▶ _RECORDS TO PROCESS_
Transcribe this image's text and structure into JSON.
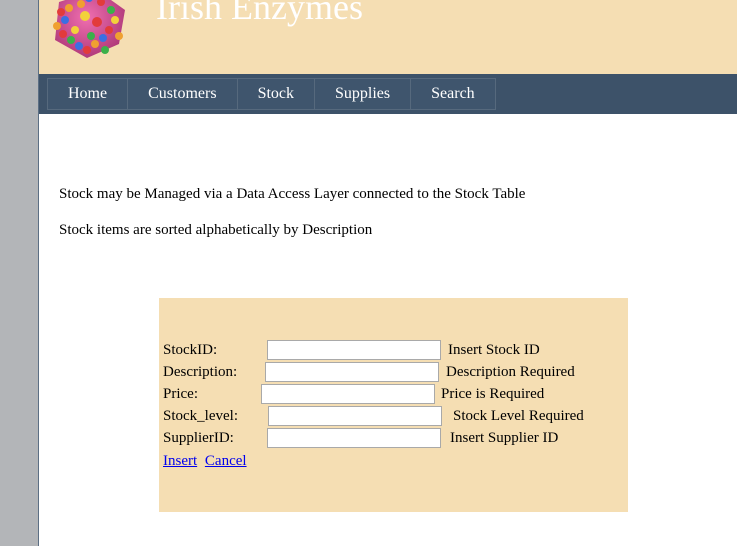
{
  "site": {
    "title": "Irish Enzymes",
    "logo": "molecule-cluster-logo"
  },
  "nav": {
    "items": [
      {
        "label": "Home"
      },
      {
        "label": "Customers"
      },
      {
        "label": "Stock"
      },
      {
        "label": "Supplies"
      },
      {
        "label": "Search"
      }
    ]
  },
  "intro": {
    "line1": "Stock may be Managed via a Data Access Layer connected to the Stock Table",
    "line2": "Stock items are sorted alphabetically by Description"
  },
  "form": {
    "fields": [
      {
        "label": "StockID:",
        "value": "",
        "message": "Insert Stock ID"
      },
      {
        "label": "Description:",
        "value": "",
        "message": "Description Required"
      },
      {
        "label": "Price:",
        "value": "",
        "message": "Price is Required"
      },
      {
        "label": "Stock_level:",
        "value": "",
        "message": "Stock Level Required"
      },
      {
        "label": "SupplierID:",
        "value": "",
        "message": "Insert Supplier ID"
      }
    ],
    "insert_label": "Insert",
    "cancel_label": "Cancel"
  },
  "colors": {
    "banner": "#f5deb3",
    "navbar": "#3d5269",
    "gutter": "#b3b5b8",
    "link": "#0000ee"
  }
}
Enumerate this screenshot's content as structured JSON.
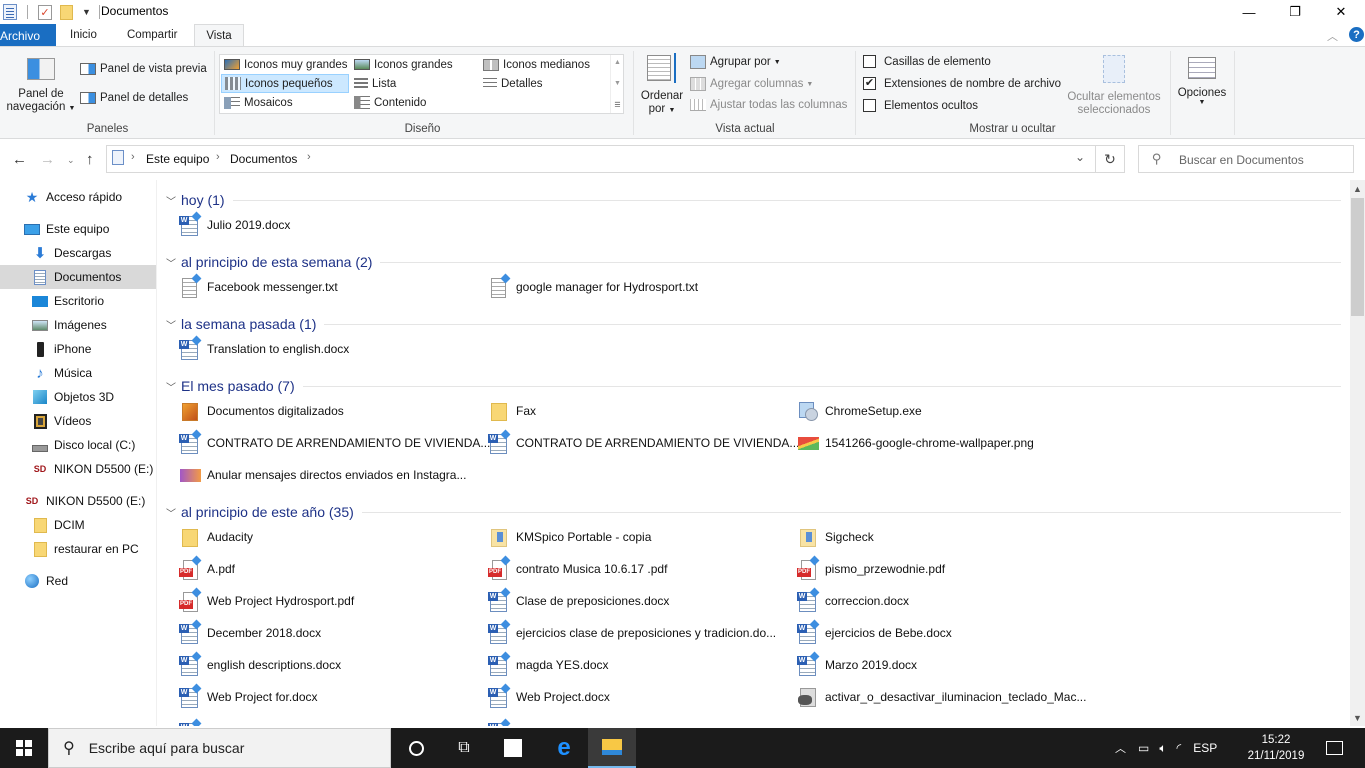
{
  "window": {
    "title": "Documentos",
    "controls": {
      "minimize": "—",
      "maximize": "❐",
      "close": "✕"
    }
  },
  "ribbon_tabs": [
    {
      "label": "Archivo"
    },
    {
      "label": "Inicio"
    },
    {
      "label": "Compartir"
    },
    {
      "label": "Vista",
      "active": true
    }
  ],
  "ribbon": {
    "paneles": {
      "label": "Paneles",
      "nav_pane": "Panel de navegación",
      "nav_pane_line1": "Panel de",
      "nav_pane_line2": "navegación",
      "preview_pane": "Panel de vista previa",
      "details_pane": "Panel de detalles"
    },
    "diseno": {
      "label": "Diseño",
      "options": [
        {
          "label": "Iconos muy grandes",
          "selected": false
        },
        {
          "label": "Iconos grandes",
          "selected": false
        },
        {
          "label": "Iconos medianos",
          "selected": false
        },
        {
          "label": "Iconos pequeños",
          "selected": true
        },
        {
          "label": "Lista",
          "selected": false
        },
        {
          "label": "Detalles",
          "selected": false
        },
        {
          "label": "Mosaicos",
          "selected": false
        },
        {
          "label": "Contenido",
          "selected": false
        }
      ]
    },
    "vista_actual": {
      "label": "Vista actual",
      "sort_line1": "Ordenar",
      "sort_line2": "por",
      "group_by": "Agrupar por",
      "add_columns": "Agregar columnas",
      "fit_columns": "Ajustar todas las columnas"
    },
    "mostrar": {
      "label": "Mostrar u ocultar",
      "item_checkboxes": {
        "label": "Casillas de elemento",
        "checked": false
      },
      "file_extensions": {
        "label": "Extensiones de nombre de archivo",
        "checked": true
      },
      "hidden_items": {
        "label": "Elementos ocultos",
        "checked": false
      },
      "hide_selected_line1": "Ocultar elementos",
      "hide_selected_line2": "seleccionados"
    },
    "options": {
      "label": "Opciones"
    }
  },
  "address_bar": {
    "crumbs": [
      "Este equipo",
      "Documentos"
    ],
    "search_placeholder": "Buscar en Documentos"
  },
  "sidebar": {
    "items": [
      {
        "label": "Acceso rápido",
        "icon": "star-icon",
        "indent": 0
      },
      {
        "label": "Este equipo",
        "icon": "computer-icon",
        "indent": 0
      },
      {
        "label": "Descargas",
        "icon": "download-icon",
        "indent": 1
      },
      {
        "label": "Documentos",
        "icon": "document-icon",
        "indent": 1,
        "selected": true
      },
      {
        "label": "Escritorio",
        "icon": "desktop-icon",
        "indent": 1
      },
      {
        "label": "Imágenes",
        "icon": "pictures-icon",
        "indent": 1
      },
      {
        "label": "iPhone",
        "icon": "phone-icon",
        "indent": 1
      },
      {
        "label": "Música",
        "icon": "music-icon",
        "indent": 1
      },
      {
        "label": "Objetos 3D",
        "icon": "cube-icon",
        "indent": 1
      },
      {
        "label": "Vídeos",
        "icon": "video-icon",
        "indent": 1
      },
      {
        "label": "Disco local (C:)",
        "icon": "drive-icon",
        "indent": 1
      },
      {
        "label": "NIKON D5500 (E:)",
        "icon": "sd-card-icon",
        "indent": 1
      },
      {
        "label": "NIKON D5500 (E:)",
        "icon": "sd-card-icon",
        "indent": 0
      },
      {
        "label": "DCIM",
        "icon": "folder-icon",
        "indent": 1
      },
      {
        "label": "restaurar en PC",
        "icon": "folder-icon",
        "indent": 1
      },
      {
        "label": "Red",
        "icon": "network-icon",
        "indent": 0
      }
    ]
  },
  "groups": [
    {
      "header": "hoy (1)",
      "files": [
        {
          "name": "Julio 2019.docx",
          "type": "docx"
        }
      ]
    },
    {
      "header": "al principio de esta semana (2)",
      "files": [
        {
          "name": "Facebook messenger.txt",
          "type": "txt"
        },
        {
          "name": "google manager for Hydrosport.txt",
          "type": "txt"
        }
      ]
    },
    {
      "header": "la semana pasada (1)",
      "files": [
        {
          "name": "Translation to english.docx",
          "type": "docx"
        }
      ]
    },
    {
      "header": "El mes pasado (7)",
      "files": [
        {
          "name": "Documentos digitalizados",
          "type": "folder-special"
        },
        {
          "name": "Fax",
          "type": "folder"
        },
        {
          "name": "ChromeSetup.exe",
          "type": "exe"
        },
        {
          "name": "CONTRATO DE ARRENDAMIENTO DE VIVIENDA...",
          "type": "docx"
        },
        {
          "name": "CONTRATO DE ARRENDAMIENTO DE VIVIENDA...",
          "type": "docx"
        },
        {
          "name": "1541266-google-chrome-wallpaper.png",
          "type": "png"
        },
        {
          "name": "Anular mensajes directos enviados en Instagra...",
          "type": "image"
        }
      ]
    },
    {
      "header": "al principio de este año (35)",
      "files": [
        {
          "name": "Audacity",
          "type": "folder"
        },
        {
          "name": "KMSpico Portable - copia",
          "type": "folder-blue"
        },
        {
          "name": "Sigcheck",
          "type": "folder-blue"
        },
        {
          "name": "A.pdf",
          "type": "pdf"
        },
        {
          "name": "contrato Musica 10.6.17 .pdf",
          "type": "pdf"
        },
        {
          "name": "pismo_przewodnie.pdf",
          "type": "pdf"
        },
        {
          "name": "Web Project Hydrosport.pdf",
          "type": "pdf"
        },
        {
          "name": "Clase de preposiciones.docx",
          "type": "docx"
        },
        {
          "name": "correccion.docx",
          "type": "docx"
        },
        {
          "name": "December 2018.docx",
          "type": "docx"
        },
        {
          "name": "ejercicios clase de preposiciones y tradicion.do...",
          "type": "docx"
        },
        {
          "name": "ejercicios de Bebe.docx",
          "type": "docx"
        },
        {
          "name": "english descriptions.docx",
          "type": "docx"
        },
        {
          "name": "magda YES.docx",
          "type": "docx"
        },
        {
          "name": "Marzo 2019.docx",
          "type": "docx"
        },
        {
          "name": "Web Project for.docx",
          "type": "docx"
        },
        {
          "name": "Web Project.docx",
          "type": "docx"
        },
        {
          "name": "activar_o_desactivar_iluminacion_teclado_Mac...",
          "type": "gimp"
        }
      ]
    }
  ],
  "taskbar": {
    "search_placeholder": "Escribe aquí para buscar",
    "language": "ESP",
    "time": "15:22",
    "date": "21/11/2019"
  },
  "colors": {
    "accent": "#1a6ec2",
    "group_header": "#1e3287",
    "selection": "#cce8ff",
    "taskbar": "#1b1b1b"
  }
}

▶ _WORK ORDER_
Which lines of the material contain the string "columnas"? List each of them.

▶ _WRITTEN ANSWER_
      "add_columns": "Agregar columnas",
      "fit_columns": "Ajustar todas las columnas"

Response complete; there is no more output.